◆ What is needed: Copy the listing verbatim, excluding any images found in it.

◆ Input records:
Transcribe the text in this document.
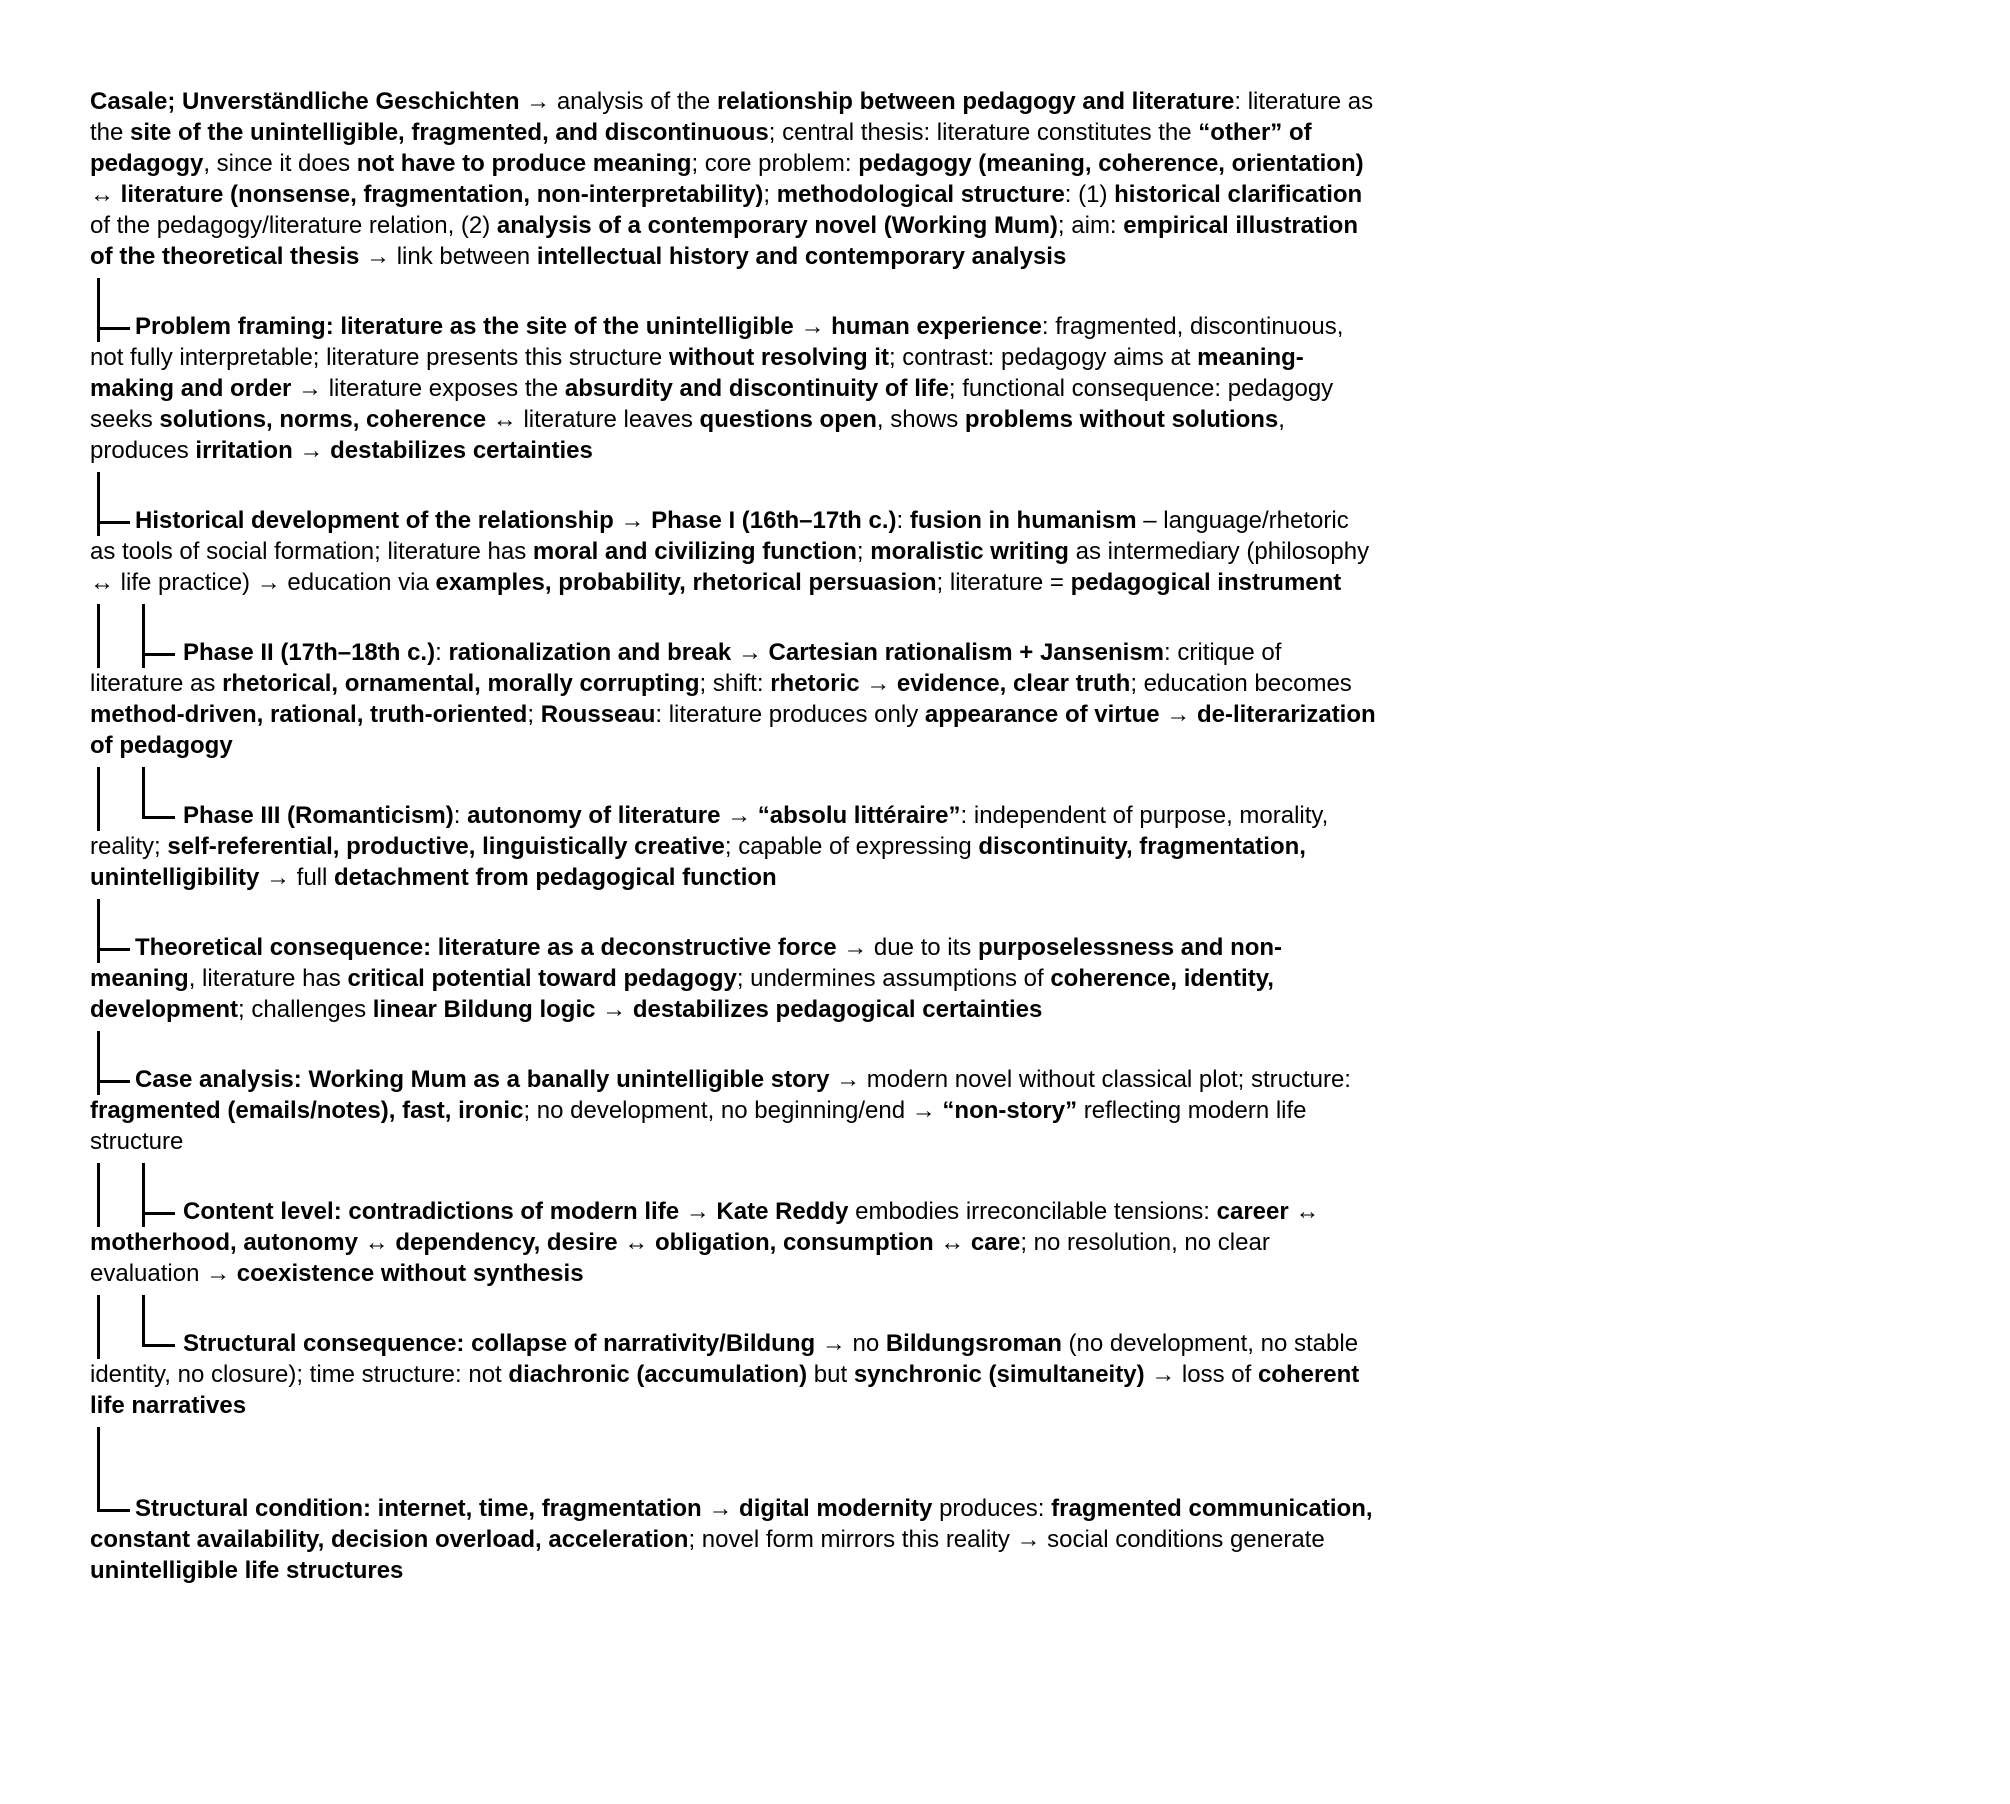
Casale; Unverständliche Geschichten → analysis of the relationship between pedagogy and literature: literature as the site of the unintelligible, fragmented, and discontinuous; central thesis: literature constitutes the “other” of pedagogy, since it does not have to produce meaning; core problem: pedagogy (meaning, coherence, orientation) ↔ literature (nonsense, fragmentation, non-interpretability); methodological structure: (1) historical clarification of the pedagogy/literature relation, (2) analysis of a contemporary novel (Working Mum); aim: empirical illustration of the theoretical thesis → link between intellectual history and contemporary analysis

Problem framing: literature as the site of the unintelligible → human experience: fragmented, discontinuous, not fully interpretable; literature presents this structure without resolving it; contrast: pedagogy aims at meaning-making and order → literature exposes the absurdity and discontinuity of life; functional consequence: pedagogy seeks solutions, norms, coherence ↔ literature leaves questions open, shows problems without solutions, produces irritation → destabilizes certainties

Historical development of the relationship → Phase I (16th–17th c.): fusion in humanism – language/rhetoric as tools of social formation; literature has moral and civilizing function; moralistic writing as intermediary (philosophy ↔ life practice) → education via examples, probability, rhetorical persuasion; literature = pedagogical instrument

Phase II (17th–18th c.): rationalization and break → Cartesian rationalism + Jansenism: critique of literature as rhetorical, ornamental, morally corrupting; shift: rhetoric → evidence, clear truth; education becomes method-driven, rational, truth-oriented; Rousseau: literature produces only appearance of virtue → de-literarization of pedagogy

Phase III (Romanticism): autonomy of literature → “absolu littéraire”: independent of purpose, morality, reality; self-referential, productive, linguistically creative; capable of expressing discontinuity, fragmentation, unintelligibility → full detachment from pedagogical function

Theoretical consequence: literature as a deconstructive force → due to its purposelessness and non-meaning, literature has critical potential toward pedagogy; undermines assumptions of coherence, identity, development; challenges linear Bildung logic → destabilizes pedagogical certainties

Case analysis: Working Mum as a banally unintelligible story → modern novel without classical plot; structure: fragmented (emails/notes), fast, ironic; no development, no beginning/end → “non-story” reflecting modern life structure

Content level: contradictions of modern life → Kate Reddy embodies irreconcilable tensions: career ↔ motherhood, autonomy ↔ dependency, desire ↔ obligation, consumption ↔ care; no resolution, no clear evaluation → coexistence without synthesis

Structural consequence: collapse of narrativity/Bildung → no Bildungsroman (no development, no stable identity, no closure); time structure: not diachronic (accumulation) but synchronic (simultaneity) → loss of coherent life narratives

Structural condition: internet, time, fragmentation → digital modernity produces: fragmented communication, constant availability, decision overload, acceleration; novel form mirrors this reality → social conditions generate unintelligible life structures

◆ Problem solution:
Transcribe the text in this document.
Casale; Unverständliche Geschichten → analysis of the relationship between pedagogy and literature: literature as the site of the unintelligible, fragmented, and discontinuous; central thesis: literature constitutes the “other” of pedagogy, since it does not have to produce meaning; core problem: pedagogy (meaning, coherence, orientation) ↔ literature (nonsense, fragmentation, non-interpretability); methodological structure: (1) historical clarification of the pedagogy/literature relation, (2) analysis of a contemporary novel (Working Mum); aim: empirical illustration of the theoretical thesis → link between intellectual history and contemporary analysis

Problem framing: literature as the site of the unintelligible → human experience: fragmented, discontinuous, not fully interpretable; literature presents this structure without resolving it; contrast: pedagogy aims at meaning-making and order → literature exposes the absurdity and discontinuity of life; functional consequence: pedagogy seeks solutions, norms, coherence ↔ literature leaves questions open, shows problems without solutions, produces irritation → destabilizes certainties

Historical development of the relationship → Phase I (16th–17th c.): fusion in humanism – language/rhetoric as tools of social formation; literature has moral and civilizing function; moralistic writing as intermediary (philosophy ↔ life practice) → education via examples, probability, rhetorical persuasion; literature = pedagogical instrument

Phase II (17th–18th c.): rationalization and break → Cartesian rationalism + Jansenism: critique of literature as rhetorical, ornamental, morally corrupting; shift: rhetoric → evidence, clear truth; education becomes method-driven, rational, truth-oriented; Rousseau: literature produces only appearance of virtue → de-literarization of pedagogy

Phase III (Romanticism): autonomy of literature → “absolu littéraire”: independent of purpose, morality, reality; self-referential, productive, linguistically creative; capable of expressing discontinuity, fragmentation, unintelligibility → full detachment from pedagogical function

Theoretical consequence: literature as a deconstructive force → due to its purposelessness and non-meaning, literature has critical potential toward pedagogy; undermines assumptions of coherence, identity, development; challenges linear Bildung logic → destabilizes pedagogical certainties

Case analysis: Working Mum as a banally unintelligible story → modern novel without classical plot; structure: fragmented (emails/notes), fast, ironic; no development, no beginning/end → “non-story” reflecting modern life structure

Content level: contradictions of modern life → Kate Reddy embodies irreconcilable tensions: career ↔ motherhood, autonomy ↔ dependency, desire ↔ obligation, consumption ↔ care; no resolution, no clear evaluation → coexistence without synthesis

Structural consequence: collapse of narrativity/Bildung → no Bildungsroman (no development, no stable identity, no closure); time structure: not diachronic (accumulation) but synchronic (simultaneity) → loss of coherent life narratives

Structural condition: internet, time, fragmentation → digital modernity produces: fragmented communication, constant availability, decision overload, acceleration; novel form mirrors this reality → social conditions generate unintelligible life structures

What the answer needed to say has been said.